What you are asked to do -
Transcribe the listing verbatim. Do not carry over any pictures.

★ ★ ★ ★ ★ ★ ★

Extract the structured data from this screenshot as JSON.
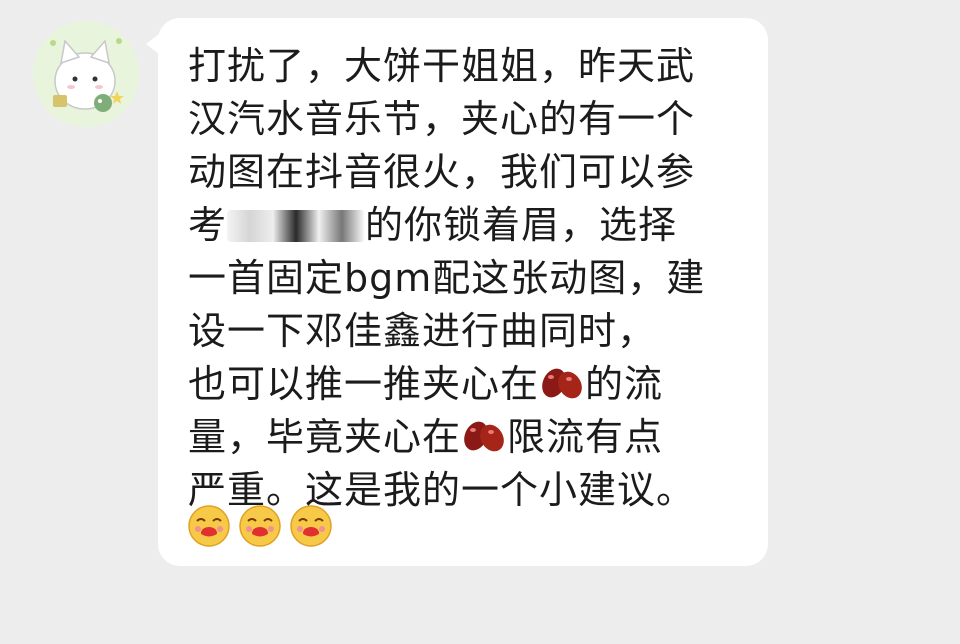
{
  "message": {
    "lines": [
      "打扰了，大饼干姐姐，昨天武",
      "汉汽水音乐节，夹心的有一个",
      "动图在抖音很火，我们可以参",
      "考",
      "的你锁着眉，选择",
      "一首固定bgm配这张动图，建",
      "设一下邓佳鑫进行曲同时，",
      "也可以推一推夹心在",
      "的流",
      "量，毕竟夹心在",
      "限流有点",
      "严重。这是我的一个小建议。"
    ]
  },
  "colors": {
    "background": "#ededed",
    "bubble": "#ffffff",
    "text": "#1b1b1b"
  },
  "icons": [
    "avatar-cat-icon",
    "red-bean-icon",
    "red-bean-icon",
    "kiss-face-icon",
    "kiss-face-icon",
    "kiss-face-icon"
  ]
}
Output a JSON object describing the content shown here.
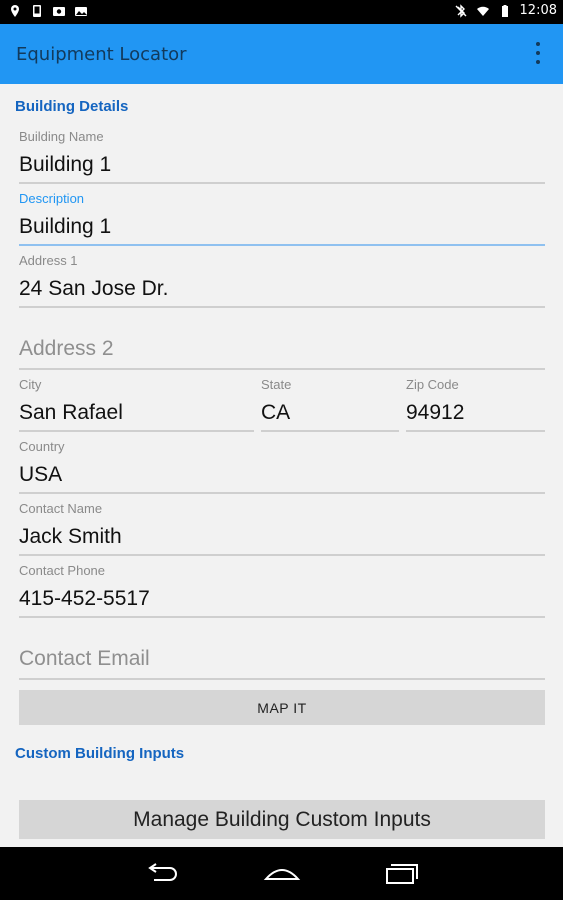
{
  "status_bar": {
    "time": "12:08",
    "left_icons": [
      "location-pin-icon",
      "phone-icon",
      "photo-icon",
      "gallery-icon"
    ],
    "right_icons": [
      "bluetooth-off-icon",
      "wifi-icon",
      "battery-icon"
    ]
  },
  "app_bar": {
    "title": "Equipment Locator",
    "overflow_icon": "more-vert-icon",
    "color": "#2196f3"
  },
  "building_details": {
    "title": "Building Details",
    "building_name": {
      "label": "Building Name",
      "value": "Building 1"
    },
    "description": {
      "label": "Description",
      "value": "Building 1"
    },
    "address1": {
      "label": "Address 1",
      "value": "24 San Jose Dr."
    },
    "address2": {
      "placeholder": "Address 2",
      "value": ""
    },
    "city": {
      "label": "City",
      "value": "San Rafael"
    },
    "state": {
      "label": "State",
      "value": "CA"
    },
    "zip": {
      "label": "Zip Code",
      "value": "94912"
    },
    "country": {
      "label": "Country",
      "value": "USA"
    },
    "contact_name": {
      "label": "Contact Name",
      "value": "Jack Smith"
    },
    "contact_phone": {
      "label": "Contact Phone",
      "value": "415-452-5517"
    },
    "contact_email": {
      "placeholder": "Contact Email",
      "value": ""
    },
    "map_button": "MAP IT"
  },
  "custom_inputs": {
    "title": "Custom Building Inputs",
    "manage_button": "Manage Building Custom Inputs"
  },
  "nav_bar": {
    "buttons": [
      "back-icon",
      "home-icon",
      "recents-icon"
    ]
  }
}
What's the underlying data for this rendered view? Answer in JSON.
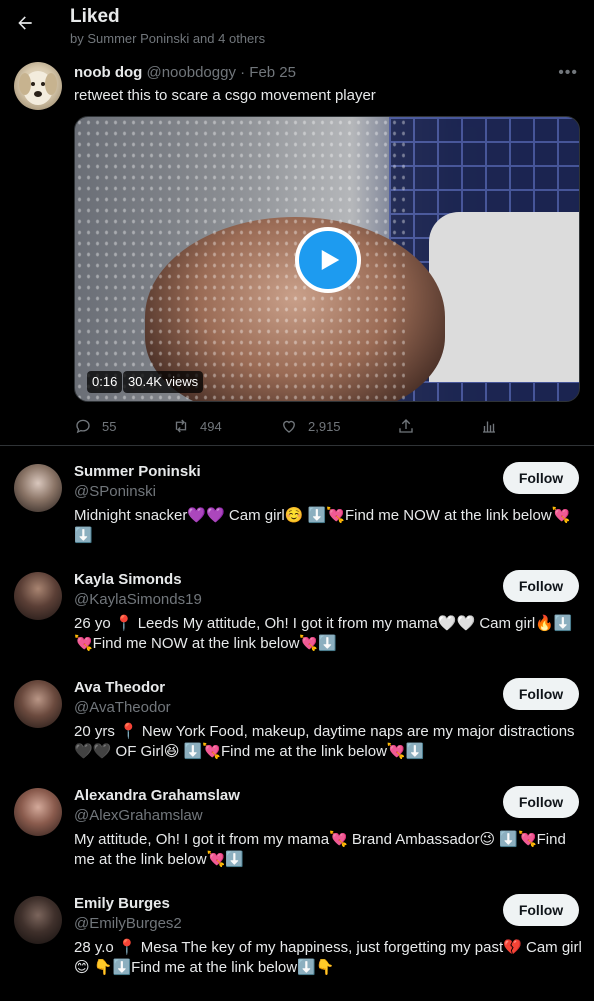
{
  "header": {
    "title": "Liked",
    "subtitle": "by Summer Poninski and 4 others"
  },
  "tweet": {
    "author_name": "noob dog",
    "author_handle": "@noobdoggy",
    "separator": "·",
    "date": "Feb 25",
    "text": "retweet this to scare a csgo movement player",
    "media": {
      "duration": "0:16",
      "views": "30.4K views"
    },
    "actions": {
      "replies": "55",
      "retweets": "494",
      "likes": "2,915"
    }
  },
  "users": [
    {
      "name": "Summer Poninski",
      "handle": "@SPoninski",
      "follow_label": "Follow",
      "bio": "Midnight snacker💜💜 Cam girl☺️ ⬇️💘Find me NOW at the link below💘⬇️"
    },
    {
      "name": "Kayla Simonds",
      "handle": "@KaylaSimonds19",
      "follow_label": "Follow",
      "bio": "26 yo 📍 Leeds My attitude, Oh! I got it from my mama🤍🤍 Cam girl🔥⬇️💘Find me NOW at the link below💘⬇️"
    },
    {
      "name": "Ava Theodor",
      "handle": "@AvaTheodor",
      "follow_label": "Follow",
      "bio": "20 yrs 📍 New York Food, makeup, daytime naps are my major distractions 🖤🖤 OF Girl😆 ⬇️💘Find me at the link below💘⬇️"
    },
    {
      "name": "Alexandra Grahamslaw",
      "handle": "@AlexGrahamslaw",
      "follow_label": "Follow",
      "bio": "My attitude, Oh! I got it from my mama💘 Brand Ambassador😉 ⬇️💘Find me at the link below💘⬇️"
    },
    {
      "name": "Emily Burges",
      "handle": "@EmilyBurges2",
      "follow_label": "Follow",
      "bio": "28 y.o 📍 Mesa The key of my happiness, just forgetting my past💔 Cam girl😊 👇⬇️Find me at the link below⬇️👇"
    }
  ],
  "colors": {
    "background": "#000000",
    "text_primary": "#e7e9ea",
    "text_secondary": "#71767b",
    "accent": "#1d9bf0",
    "follow_bg": "#eff3f4",
    "divider": "#2f3336"
  }
}
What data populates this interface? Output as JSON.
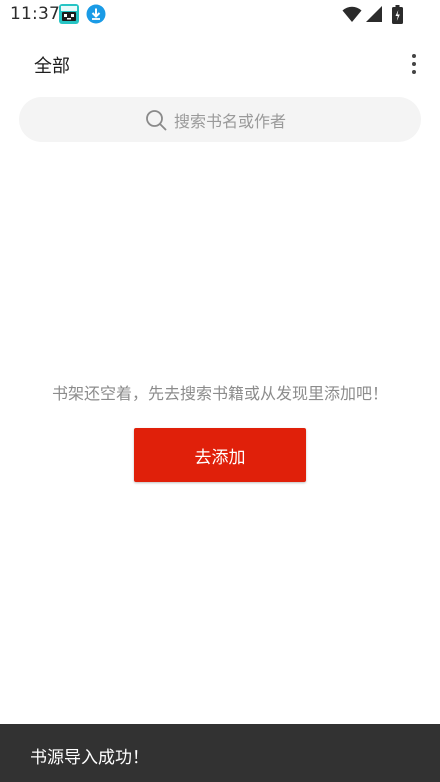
{
  "status_bar": {
    "time": "11:37",
    "icons": [
      "game-notification-icon",
      "download-notification-icon",
      "wifi-icon",
      "cell-signal-icon",
      "battery-icon"
    ],
    "download_icon_color": "#1a9be6"
  },
  "top_bar": {
    "title": "全部",
    "more_icon": "more-vertical-icon"
  },
  "search": {
    "placeholder": "搜索书名或作者",
    "icon": "search-icon"
  },
  "empty_state": {
    "message": "书架还空着，先去搜索书籍或从发现里添加吧！",
    "button_label": "去添加",
    "button_color": "#e0200a"
  },
  "snackbar": {
    "message": "书源导入成功！",
    "background": "#323232"
  }
}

★ ★ ★ ★ ★ ★ ★

Problem solution -
Extract the structured data from this screenshot as JSON.
{
  "message": {
    "lines": [
      "打扰了，大饼干姐姐，昨天武",
      "汉汽水音乐节，夹心的有一个",
      "动图在抖音很火，我们可以参",
      "考",
      "的你锁着眉，选择",
      "一首固定bgm配这张动图，建",
      "设一下邓佳鑫进行曲同时，",
      "也可以推一推夹心在",
      "的流",
      "量，毕竟夹心在",
      "限流有点",
      "严重。这是我的一个小建议。"
    ]
  },
  "colors": {
    "background": "#ededed",
    "bubble": "#ffffff",
    "text": "#1b1b1b"
  },
  "icons": [
    "avatar-cat-icon",
    "red-bean-icon",
    "red-bean-icon",
    "kiss-face-icon",
    "kiss-face-icon",
    "kiss-face-icon"
  ]
}
Output a JSON object describing the content shown here.
{
  "status_bar": {
    "time": "12:08",
    "left_icons": [
      "location-pin-icon",
      "phone-icon",
      "photo-icon",
      "gallery-icon"
    ],
    "right_icons": [
      "bluetooth-off-icon",
      "wifi-icon",
      "battery-icon"
    ]
  },
  "app_bar": {
    "title": "Equipment Locator",
    "overflow_icon": "more-vert-icon",
    "color": "#2196f3"
  },
  "building_details": {
    "title": "Building Details",
    "building_name": {
      "label": "Building Name",
      "value": "Building 1"
    },
    "description": {
      "label": "Description",
      "value": "Building 1"
    },
    "address1": {
      "label": "Address 1",
      "value": "24 San Jose Dr."
    },
    "address2": {
      "placeholder": "Address 2",
      "value": ""
    },
    "city": {
      "label": "City",
      "value": "San Rafael"
    },
    "state": {
      "label": "State",
      "value": "CA"
    },
    "zip": {
      "label": "Zip Code",
      "value": "94912"
    },
    "country": {
      "label": "Country",
      "value": "USA"
    },
    "contact_name": {
      "label": "Contact Name",
      "value": "Jack Smith"
    },
    "contact_phone": {
      "label": "Contact Phone",
      "value": "415-452-5517"
    },
    "contact_email": {
      "placeholder": "Contact Email",
      "value": ""
    },
    "map_button": "MAP IT"
  },
  "custom_inputs": {
    "title": "Custom Building Inputs",
    "manage_button": "Manage Building Custom Inputs"
  },
  "nav_bar": {
    "buttons": [
      "back-icon",
      "home-icon",
      "recents-icon"
    ]
  }
}
What's the underlying data for this rendered view? Answer in JSON.
{
  "header": {
    "title": "Liked",
    "subtitle": "by Summer Poninski and 4 others"
  },
  "tweet": {
    "author_name": "noob dog",
    "author_handle": "@noobdoggy",
    "separator": "·",
    "date": "Feb 25",
    "text": "retweet this to scare a csgo movement player",
    "media": {
      "duration": "0:16",
      "views": "30.4K views"
    },
    "actions": {
      "replies": "55",
      "retweets": "494",
      "likes": "2,915"
    }
  },
  "users": [
    {
      "name": "Summer Poninski",
      "handle": "@SPoninski",
      "follow_label": "Follow",
      "bio": "Midnight snacker💜💜 Cam girl☺️ ⬇️💘Find me NOW at the link below💘⬇️"
    },
    {
      "name": "Kayla Simonds",
      "handle": "@KaylaSimonds19",
      "follow_label": "Follow",
      "bio": "26 yo 📍 Leeds My attitude, Oh! I got it from my mama🤍🤍 Cam girl🔥⬇️💘Find me NOW at the link below💘⬇️"
    },
    {
      "name": "Ava Theodor",
      "handle": "@AvaTheodor",
      "follow_label": "Follow",
      "bio": "20 yrs 📍 New York Food, makeup, daytime naps are my major distractions 🖤🖤 OF Girl😆 ⬇️💘Find me at the link below💘⬇️"
    },
    {
      "name": "Alexandra Grahamslaw",
      "handle": "@AlexGrahamslaw",
      "follow_label": "Follow",
      "bio": "My attitude, Oh! I got it from my mama💘 Brand Ambassador😉 ⬇️💘Find me at the link below💘⬇️"
    },
    {
      "name": "Emily Burges",
      "handle": "@EmilyBurges2",
      "follow_label": "Follow",
      "bio": "28 y.o 📍 Mesa The key of my happiness, just forgetting my past💔 Cam girl😊 👇⬇️Find me at the link below⬇️👇"
    }
  ],
  "colors": {
    "background": "#000000",
    "text_primary": "#e7e9ea",
    "text_secondary": "#71767b",
    "accent": "#1d9bf0",
    "follow_bg": "#eff3f4",
    "divider": "#2f3336"
  }
}
What data populates this interface? Output as JSON.
{
  "status_bar": {
    "time": "11:37",
    "icons": [
      "game-notification-icon",
      "download-notification-icon",
      "wifi-icon",
      "cell-signal-icon",
      "battery-icon"
    ],
    "download_icon_color": "#1a9be6"
  },
  "top_bar": {
    "title": "全部",
    "more_icon": "more-vertical-icon"
  },
  "search": {
    "placeholder": "搜索书名或作者",
    "icon": "search-icon"
  },
  "empty_state": {
    "message": "书架还空着，先去搜索书籍或从发现里添加吧！",
    "button_label": "去添加",
    "button_color": "#e0200a"
  },
  "snackbar": {
    "message": "书源导入成功！",
    "background": "#323232"
  }
}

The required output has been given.